- **Material shown**:
* * *
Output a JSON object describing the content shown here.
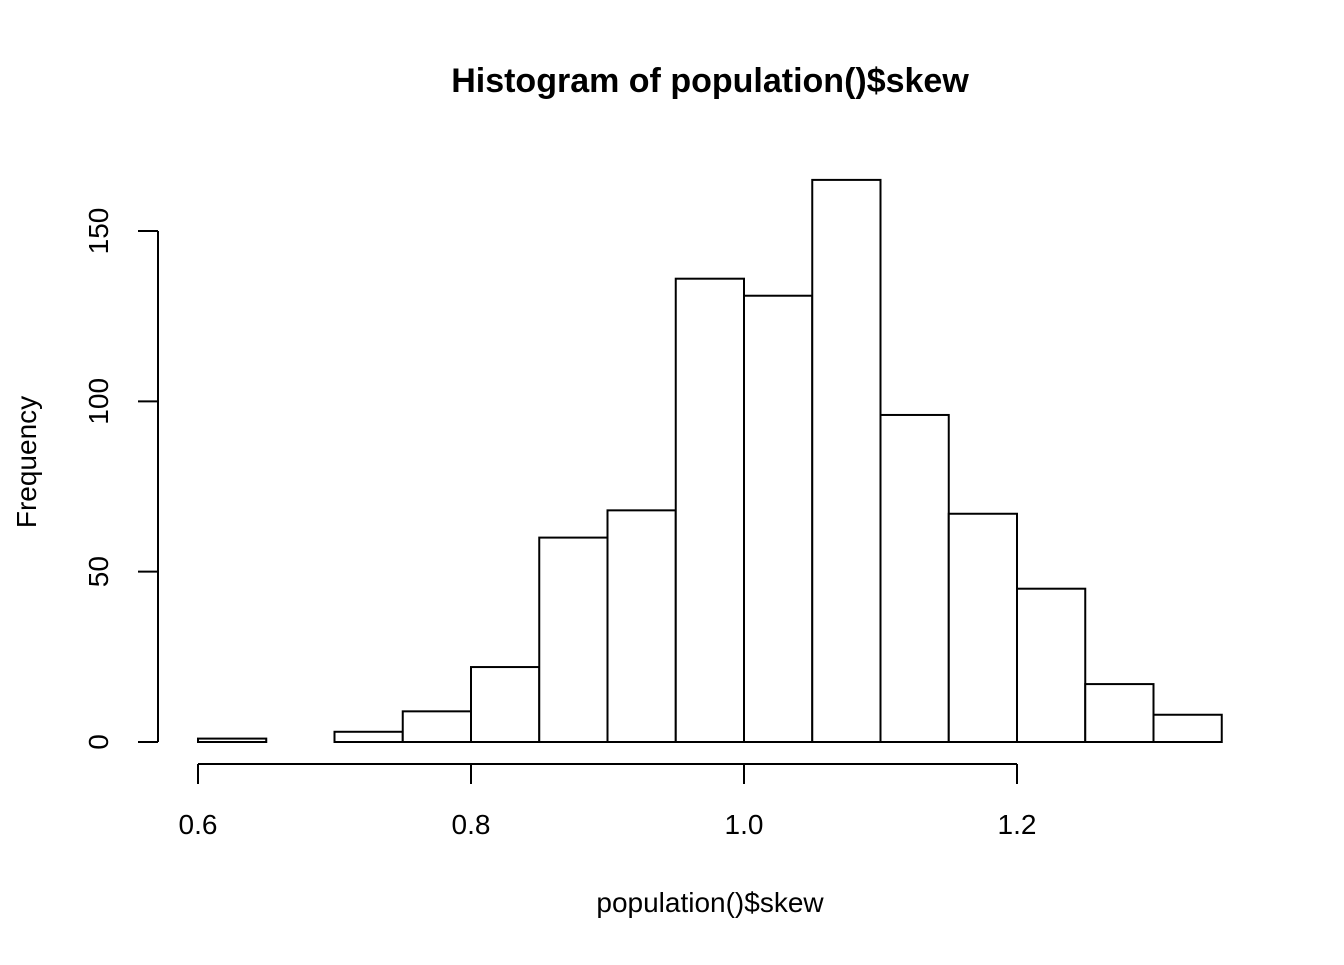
{
  "chart_data": {
    "type": "bar",
    "title": "Histogram of population()$skew",
    "xlabel": "population()$skew",
    "ylabel": "Frequency",
    "bin_edges": [
      0.6,
      0.65,
      0.7,
      0.75,
      0.8,
      0.85,
      0.9,
      0.95,
      1.0,
      1.05,
      1.1,
      1.15,
      1.2,
      1.25,
      1.3,
      1.35
    ],
    "values": [
      1,
      0,
      3,
      9,
      22,
      60,
      68,
      136,
      131,
      165,
      96,
      67,
      45,
      17,
      8
    ],
    "xlim": [
      0.6,
      1.35
    ],
    "ylim": [
      0,
      165
    ],
    "x_ticks": [
      0.6,
      0.8,
      1.0,
      1.2
    ],
    "x_tick_labels": [
      "0.6",
      "0.8",
      "1.0",
      "1.2"
    ],
    "y_ticks": [
      0,
      50,
      100,
      150
    ],
    "y_tick_labels": [
      "0",
      "50",
      "100",
      "150"
    ],
    "bar_fill": "#ffffff",
    "bar_stroke": "#000000",
    "grid": false,
    "legend": "none"
  }
}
* * *
- **Given problem**: Your task is an exact transcription of all the data, minus the pictures.

- **Solution**:
Output a JSON object describing the content shown here.
{
  "chart_data": {
    "type": "bar",
    "title": "Histogram of population()$skew",
    "xlabel": "population()$skew",
    "ylabel": "Frequency",
    "bin_edges": [
      0.6,
      0.65,
      0.7,
      0.75,
      0.8,
      0.85,
      0.9,
      0.95,
      1.0,
      1.05,
      1.1,
      1.15,
      1.2,
      1.25,
      1.3,
      1.35
    ],
    "values": [
      1,
      0,
      3,
      9,
      22,
      60,
      68,
      136,
      131,
      165,
      96,
      67,
      45,
      17,
      8
    ],
    "xlim": [
      0.6,
      1.35
    ],
    "ylim": [
      0,
      165
    ],
    "x_ticks": [
      0.6,
      0.8,
      1.0,
      1.2
    ],
    "x_tick_labels": [
      "0.6",
      "0.8",
      "1.0",
      "1.2"
    ],
    "y_ticks": [
      0,
      50,
      100,
      150
    ],
    "y_tick_labels": [
      "0",
      "50",
      "100",
      "150"
    ],
    "bar_fill": "#ffffff",
    "bar_stroke": "#000000",
    "grid": false,
    "legend": "none"
  }
}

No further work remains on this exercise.